GIVEN EXERCISE: Below are the records. Gather each line that holds "subtitle".

DATASET ENTRIES:
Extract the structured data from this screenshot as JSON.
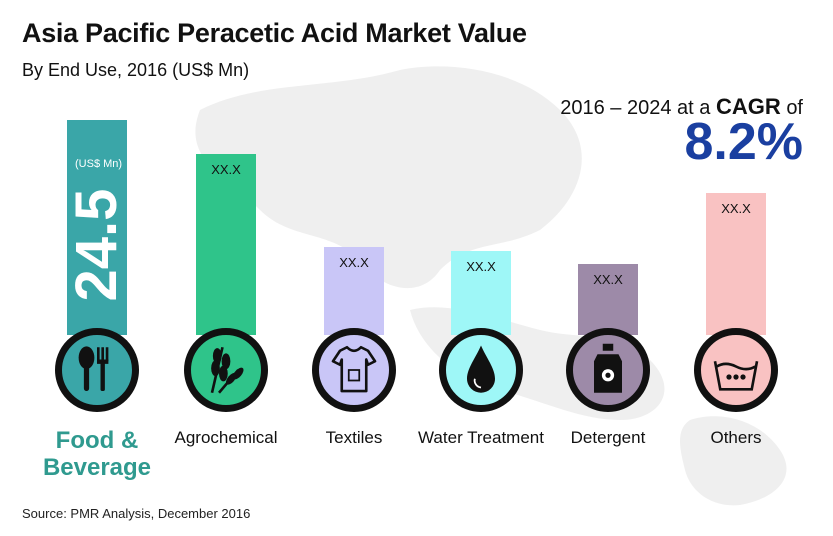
{
  "title": "Asia Pacific Peracetic Acid Market Value",
  "subtitle": "By End Use, 2016 (US$ Mn)",
  "cagr": {
    "prefix": "2016 – 2024",
    "at_a": "at a",
    "word": "CAGR",
    "of": "of",
    "value": "8.2%"
  },
  "source": "Source: PMR Analysis, December 2016",
  "colors": {
    "food": "#3aa6a8",
    "agro": "#2fc48a",
    "textiles": "#c9c6f7",
    "water": "#9ef7f7",
    "detergent": "#9d8aa8",
    "others": "#f9c2c2",
    "cagr": "#1a3fa0",
    "highlight_label": "#2f9a8f"
  },
  "chart_data": {
    "type": "bar",
    "categories": [
      "Food & Beverage",
      "Agrochemical",
      "Textiles",
      "Water Treatment",
      "Detergent",
      "Others"
    ],
    "value_labels": [
      "24.5",
      "XX.X",
      "XX.X",
      "XX.X",
      "XX.X",
      "XX.X"
    ],
    "unit_label": "(US$ Mn)",
    "values": [
      24.5,
      null,
      null,
      null,
      null,
      null
    ],
    "icons": [
      "fork-spoon-icon",
      "wheat-icon",
      "tshirt-icon",
      "water-drop-icon",
      "detergent-bottle-icon",
      "wash-tub-icon"
    ],
    "bar_fill_levels": [
      1.0,
      0.84,
      0.41,
      0.39,
      0.33,
      0.66
    ],
    "title": "Asia Pacific Peracetic Acid Market Value",
    "subtitle": "By End Use, 2016 (US$ Mn)",
    "grid": false,
    "legend": "none"
  }
}
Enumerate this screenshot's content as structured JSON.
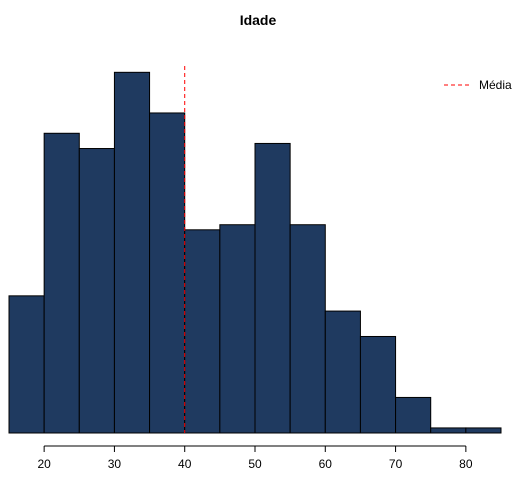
{
  "chart_data": {
    "type": "bar",
    "title": "Idade",
    "xlabel": "",
    "ylabel": "",
    "bin_width": 5,
    "bins": [
      {
        "start": 15,
        "end": 20,
        "count": 27
      },
      {
        "start": 20,
        "end": 25,
        "count": 59
      },
      {
        "start": 25,
        "end": 30,
        "count": 56
      },
      {
        "start": 30,
        "end": 35,
        "count": 71
      },
      {
        "start": 35,
        "end": 40,
        "count": 63
      },
      {
        "start": 40,
        "end": 45,
        "count": 40
      },
      {
        "start": 45,
        "end": 50,
        "count": 41
      },
      {
        "start": 50,
        "end": 55,
        "count": 57
      },
      {
        "start": 55,
        "end": 60,
        "count": 41
      },
      {
        "start": 60,
        "end": 65,
        "count": 24
      },
      {
        "start": 65,
        "end": 70,
        "count": 19
      },
      {
        "start": 70,
        "end": 75,
        "count": 7
      },
      {
        "start": 75,
        "end": 80,
        "count": 1
      },
      {
        "start": 80,
        "end": 85,
        "count": 1
      }
    ],
    "x_ticks": [
      20,
      30,
      40,
      50,
      60,
      70,
      80
    ],
    "xlim": [
      15,
      85
    ],
    "ylim": [
      0,
      75
    ],
    "y_axis_visible": false,
    "grid": false,
    "bar_color": "#1f3a60",
    "mean_line": {
      "x": 40,
      "label": "Média",
      "color": "#ff0000",
      "style": "dashed"
    },
    "legend": {
      "entries": [
        "Média"
      ],
      "placement": "top-right"
    }
  }
}
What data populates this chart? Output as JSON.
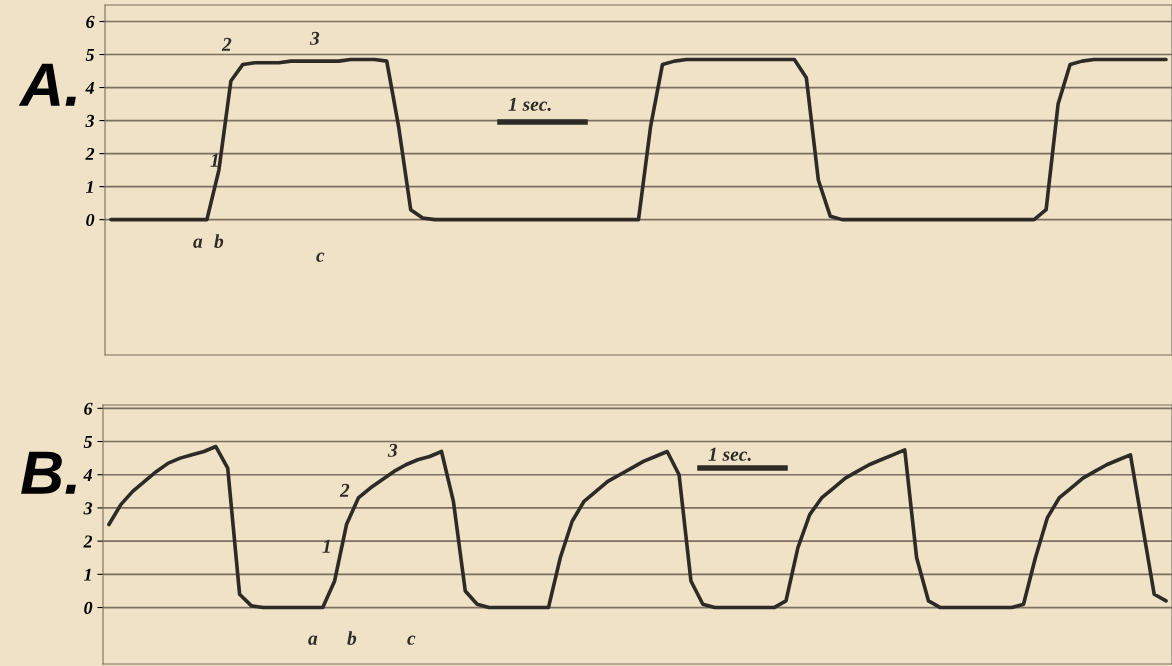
{
  "chart_data": [
    {
      "type": "line",
      "title": "A.",
      "categories": [
        null,
        null,
        null,
        null,
        null,
        null,
        null,
        null,
        null,
        null,
        null,
        null,
        null,
        null,
        null,
        null,
        null,
        null,
        null,
        null,
        null,
        null,
        null,
        null,
        null,
        null,
        null,
        null,
        null,
        null,
        null,
        null,
        null,
        null,
        null,
        null,
        null,
        null,
        null,
        null,
        null,
        null,
        null,
        null,
        null,
        null,
        null,
        null,
        null,
        null,
        null,
        null,
        null,
        null,
        null,
        null,
        null,
        null,
        null,
        null,
        null,
        null,
        null,
        null,
        null,
        null,
        null,
        null,
        null,
        null,
        null,
        null,
        null,
        null,
        null,
        null,
        null,
        null,
        null,
        null,
        null,
        null,
        null,
        null,
        null,
        null,
        null,
        null,
        null
      ],
      "series": [
        {
          "color": "#2e2a26",
          "values": [
            0,
            0,
            0,
            0,
            0,
            0,
            0,
            0,
            0,
            1.5,
            4.2,
            4.7,
            4.75,
            4.75,
            4.75,
            4.8,
            4.8,
            4.8,
            4.8,
            4.8,
            4.85,
            4.85,
            4.85,
            4.8,
            2.8,
            0.3,
            0.05,
            0,
            0,
            0,
            0,
            0,
            0,
            0,
            0,
            0,
            0,
            0,
            0,
            0,
            0,
            0,
            0,
            0,
            0,
            2.8,
            4.7,
            4.8,
            4.85,
            4.85,
            4.85,
            4.85,
            4.85,
            4.85,
            4.85,
            4.85,
            4.85,
            4.85,
            4.3,
            1.2,
            0.1,
            0,
            0,
            0,
            0,
            0,
            0,
            0,
            0,
            0,
            0,
            0,
            0,
            0,
            0,
            0,
            0,
            0,
            0.3,
            3.5,
            4.7,
            4.8,
            4.85,
            4.85,
            4.85,
            4.85,
            4.85,
            4.85,
            4.85
          ]
        }
      ],
      "ylim": [
        -4.1,
        6.5
      ],
      "yticks": [
        0,
        1,
        2,
        3,
        4,
        5,
        6
      ],
      "tick_labels": "y",
      "grid": "y",
      "annotations": [
        "1",
        "2",
        "3",
        "a",
        "b",
        "c",
        "1 sec."
      ]
    },
    {
      "type": "line",
      "title": "B.",
      "categories": [
        null,
        null,
        null,
        null,
        null,
        null,
        null,
        null,
        null,
        null,
        null,
        null,
        null,
        null,
        null,
        null,
        null,
        null,
        null,
        null,
        null,
        null,
        null,
        null,
        null,
        null,
        null,
        null,
        null,
        null,
        null,
        null,
        null,
        null,
        null,
        null,
        null,
        null,
        null,
        null,
        null,
        null,
        null,
        null,
        null,
        null,
        null,
        null,
        null,
        null,
        null,
        null,
        null,
        null,
        null,
        null,
        null,
        null,
        null,
        null,
        null,
        null,
        null,
        null,
        null,
        null,
        null,
        null,
        null,
        null,
        null,
        null,
        null,
        null,
        null,
        null,
        null,
        null,
        null,
        null,
        null,
        null,
        null,
        null,
        null,
        null,
        null,
        null,
        null,
        null
      ],
      "series": [
        {
          "color": "#2e2a26",
          "values": [
            2.5,
            3.1,
            3.5,
            3.8,
            4.1,
            4.35,
            4.5,
            4.6,
            4.7,
            4.85,
            4.2,
            0.4,
            0.05,
            0,
            0,
            0,
            0,
            0,
            0,
            0.8,
            2.5,
            3.3,
            3.6,
            3.85,
            4.1,
            4.3,
            4.45,
            4.55,
            4.7,
            3.2,
            0.5,
            0.1,
            0,
            0,
            0,
            0,
            0,
            0,
            1.5,
            2.6,
            3.2,
            3.5,
            3.8,
            4.0,
            4.2,
            4.4,
            4.55,
            4.7,
            4.0,
            0.8,
            0.1,
            0,
            0,
            0,
            0,
            0,
            0,
            0.2,
            1.8,
            2.8,
            3.3,
            3.6,
            3.9,
            4.1,
            4.3,
            4.45,
            4.6,
            4.75,
            1.5,
            0.2,
            0,
            0,
            0,
            0,
            0,
            0,
            0,
            0.1,
            1.5,
            2.7,
            3.3,
            3.6,
            3.9,
            4.1,
            4.3,
            4.45,
            4.6,
            2.5,
            0.4,
            0.2
          ]
        }
      ],
      "ylim": [
        -1.7,
        6.1
      ],
      "yticks": [
        0,
        1,
        2,
        3,
        4,
        5,
        6
      ],
      "tick_labels": "y",
      "grid": "y",
      "annotations": [
        "1",
        "2",
        "3",
        "a",
        "b",
        "c",
        "1 sec."
      ]
    }
  ]
}
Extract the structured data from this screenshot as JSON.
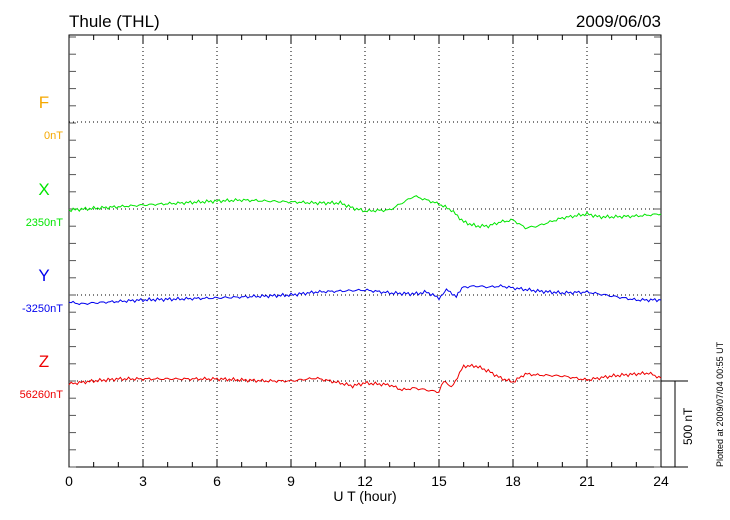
{
  "chart_data": {
    "type": "line",
    "title": "Thule (THL)",
    "date": "2009/06/03",
    "xlabel": "U T (hour)",
    "xlim": [
      0,
      24
    ],
    "xticks": [
      "0",
      "3",
      "6",
      "9",
      "12",
      "15",
      "18",
      "21",
      "24"
    ],
    "grid": true,
    "scale_bar": "500 nT",
    "footnote": "Plotted at 2009/07/04 00:55 UT",
    "series": [
      {
        "name": "F",
        "baseline_label": "0nT",
        "baseline": 0,
        "color": "#f5a800",
        "x": [],
        "values": []
      },
      {
        "name": "X",
        "baseline_label": "2350nT",
        "baseline": 2350,
        "color": "#00e600",
        "x": [
          0,
          3,
          6,
          7,
          9,
          10,
          11,
          11.5,
          12,
          13,
          13.5,
          14,
          14.5,
          15,
          15.5,
          16,
          16.5,
          17,
          17.5,
          18,
          18.5,
          19,
          19.5,
          20,
          21,
          21.5,
          22,
          23,
          24
        ],
        "values": [
          2344,
          2373,
          2396,
          2402,
          2391,
          2385,
          2385,
          2356,
          2338,
          2344,
          2385,
          2425,
          2402,
          2379,
          2344,
          2275,
          2251,
          2251,
          2275,
          2286,
          2240,
          2251,
          2275,
          2298,
          2321,
          2304,
          2304,
          2309,
          2321
        ]
      },
      {
        "name": "Y",
        "baseline_label": "-3250nT",
        "baseline": -3250,
        "color": "#0000ee",
        "x": [
          0,
          0.5,
          1,
          3,
          6,
          8,
          9,
          10,
          11,
          12,
          13,
          14,
          14.5,
          15,
          15.3,
          15.7,
          16,
          16.5,
          17,
          17.5,
          18,
          19,
          20,
          21,
          22,
          23,
          24
        ],
        "values": [
          -3291,
          -3302,
          -3296,
          -3279,
          -3267,
          -3256,
          -3250,
          -3233,
          -3227,
          -3221,
          -3238,
          -3244,
          -3233,
          -3267,
          -3221,
          -3256,
          -3204,
          -3198,
          -3204,
          -3198,
          -3209,
          -3227,
          -3238,
          -3233,
          -3256,
          -3279,
          -3279
        ]
      },
      {
        "name": "Z",
        "baseline_label": "56260nT",
        "baseline": 56260,
        "color": "#ee0000",
        "x": [
          0,
          1,
          2,
          3,
          6,
          8,
          9,
          10,
          11,
          11.5,
          12,
          13,
          13.5,
          14,
          15,
          15.2,
          15.5,
          16,
          16.5,
          17,
          17.5,
          18,
          18.5,
          19,
          20,
          21,
          22,
          23,
          23.5,
          24
        ],
        "values": [
          56243,
          56260,
          56272,
          56272,
          56272,
          56260,
          56260,
          56277,
          56248,
          56231,
          56248,
          56237,
          56208,
          56219,
          56196,
          56266,
          56219,
          56347,
          56347,
          56318,
          56277,
          56254,
          56301,
          56295,
          56289,
          56266,
          56289,
          56301,
          56306,
          56277
        ]
      }
    ]
  }
}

WRITTEN SOLUTION:
  "subtitle": "By End Use, 2016 (US$ Mn)",
    "subtitle": "By End Use, 2016 (US$ Mn)",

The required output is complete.